To do -> Spot each line in the records below where the word "client" occurs, then copy it.

Raw records:
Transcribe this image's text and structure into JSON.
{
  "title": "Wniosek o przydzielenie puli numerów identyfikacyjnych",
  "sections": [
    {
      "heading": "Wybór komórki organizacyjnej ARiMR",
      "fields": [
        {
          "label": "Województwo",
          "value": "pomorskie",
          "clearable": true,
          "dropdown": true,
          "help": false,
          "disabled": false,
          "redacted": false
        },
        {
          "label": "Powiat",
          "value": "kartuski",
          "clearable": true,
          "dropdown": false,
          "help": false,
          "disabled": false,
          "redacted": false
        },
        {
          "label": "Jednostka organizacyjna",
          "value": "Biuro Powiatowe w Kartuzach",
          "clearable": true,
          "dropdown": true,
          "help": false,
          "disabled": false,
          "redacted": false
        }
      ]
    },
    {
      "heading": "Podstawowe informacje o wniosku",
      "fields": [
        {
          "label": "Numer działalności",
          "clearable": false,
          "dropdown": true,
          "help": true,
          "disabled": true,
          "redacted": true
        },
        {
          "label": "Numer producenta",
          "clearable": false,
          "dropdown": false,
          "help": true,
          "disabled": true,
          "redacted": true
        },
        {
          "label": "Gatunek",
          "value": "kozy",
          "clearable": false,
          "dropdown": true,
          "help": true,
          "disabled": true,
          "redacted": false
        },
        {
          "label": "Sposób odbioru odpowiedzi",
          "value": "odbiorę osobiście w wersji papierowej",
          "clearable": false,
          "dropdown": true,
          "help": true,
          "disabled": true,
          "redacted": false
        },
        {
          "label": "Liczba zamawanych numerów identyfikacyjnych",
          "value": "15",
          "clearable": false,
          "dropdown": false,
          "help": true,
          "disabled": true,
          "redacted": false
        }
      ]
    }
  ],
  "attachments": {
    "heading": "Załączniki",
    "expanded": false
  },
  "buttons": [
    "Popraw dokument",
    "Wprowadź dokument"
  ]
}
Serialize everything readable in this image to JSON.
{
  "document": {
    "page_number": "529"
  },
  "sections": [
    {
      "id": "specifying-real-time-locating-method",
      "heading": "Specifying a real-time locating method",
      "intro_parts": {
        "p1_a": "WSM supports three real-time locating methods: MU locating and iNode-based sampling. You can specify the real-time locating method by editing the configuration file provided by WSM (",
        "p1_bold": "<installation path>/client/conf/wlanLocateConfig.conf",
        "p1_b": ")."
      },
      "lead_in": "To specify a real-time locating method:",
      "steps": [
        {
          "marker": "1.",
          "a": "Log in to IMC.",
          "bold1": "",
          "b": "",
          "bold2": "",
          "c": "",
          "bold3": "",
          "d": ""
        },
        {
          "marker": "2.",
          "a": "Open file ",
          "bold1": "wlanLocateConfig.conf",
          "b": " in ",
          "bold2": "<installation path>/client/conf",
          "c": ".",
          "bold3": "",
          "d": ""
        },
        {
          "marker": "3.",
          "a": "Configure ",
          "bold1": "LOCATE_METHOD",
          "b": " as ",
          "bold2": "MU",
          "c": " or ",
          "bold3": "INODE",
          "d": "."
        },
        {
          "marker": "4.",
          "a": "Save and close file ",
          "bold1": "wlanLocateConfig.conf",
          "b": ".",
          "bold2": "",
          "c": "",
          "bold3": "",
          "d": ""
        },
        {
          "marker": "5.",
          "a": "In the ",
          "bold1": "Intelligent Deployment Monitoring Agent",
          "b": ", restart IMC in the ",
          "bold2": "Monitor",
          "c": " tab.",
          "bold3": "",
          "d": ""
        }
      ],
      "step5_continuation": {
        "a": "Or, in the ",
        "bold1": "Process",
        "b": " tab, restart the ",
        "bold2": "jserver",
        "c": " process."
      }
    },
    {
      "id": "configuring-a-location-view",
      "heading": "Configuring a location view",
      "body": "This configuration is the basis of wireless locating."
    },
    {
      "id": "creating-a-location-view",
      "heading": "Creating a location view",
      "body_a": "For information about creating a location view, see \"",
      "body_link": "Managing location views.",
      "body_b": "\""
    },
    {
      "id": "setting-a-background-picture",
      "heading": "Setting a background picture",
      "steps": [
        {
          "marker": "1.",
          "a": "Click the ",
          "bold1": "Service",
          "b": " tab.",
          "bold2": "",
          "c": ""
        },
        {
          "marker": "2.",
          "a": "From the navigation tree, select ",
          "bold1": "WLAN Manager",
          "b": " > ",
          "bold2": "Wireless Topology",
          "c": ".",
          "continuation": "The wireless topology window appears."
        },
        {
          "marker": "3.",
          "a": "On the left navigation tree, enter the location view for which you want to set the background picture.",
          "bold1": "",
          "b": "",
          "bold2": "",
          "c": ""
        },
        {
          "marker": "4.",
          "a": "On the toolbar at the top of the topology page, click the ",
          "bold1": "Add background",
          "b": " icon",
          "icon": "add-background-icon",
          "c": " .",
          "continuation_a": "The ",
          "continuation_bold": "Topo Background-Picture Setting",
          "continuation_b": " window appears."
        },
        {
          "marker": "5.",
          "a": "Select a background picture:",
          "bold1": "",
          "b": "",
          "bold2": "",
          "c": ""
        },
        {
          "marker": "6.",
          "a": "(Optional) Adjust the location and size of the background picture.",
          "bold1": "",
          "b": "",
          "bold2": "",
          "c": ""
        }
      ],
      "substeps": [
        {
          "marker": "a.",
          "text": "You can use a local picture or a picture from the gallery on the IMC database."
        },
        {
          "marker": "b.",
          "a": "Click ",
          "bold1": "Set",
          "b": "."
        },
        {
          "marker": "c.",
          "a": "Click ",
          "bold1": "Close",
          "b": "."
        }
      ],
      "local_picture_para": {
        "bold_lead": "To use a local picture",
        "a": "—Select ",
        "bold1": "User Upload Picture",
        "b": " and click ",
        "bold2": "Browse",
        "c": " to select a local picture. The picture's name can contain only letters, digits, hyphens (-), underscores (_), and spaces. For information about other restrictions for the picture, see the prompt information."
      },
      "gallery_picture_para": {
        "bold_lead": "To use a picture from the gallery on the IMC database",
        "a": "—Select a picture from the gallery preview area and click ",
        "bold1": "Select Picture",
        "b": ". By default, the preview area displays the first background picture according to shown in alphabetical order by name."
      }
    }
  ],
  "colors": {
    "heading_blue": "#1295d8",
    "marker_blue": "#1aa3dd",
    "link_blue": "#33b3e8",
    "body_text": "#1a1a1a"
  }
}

Correct output ->
        "p1_bold": "<installation path>/client/conf/wlanLocateConfig.conf",
          "bold2": "<installation path>/client/conf",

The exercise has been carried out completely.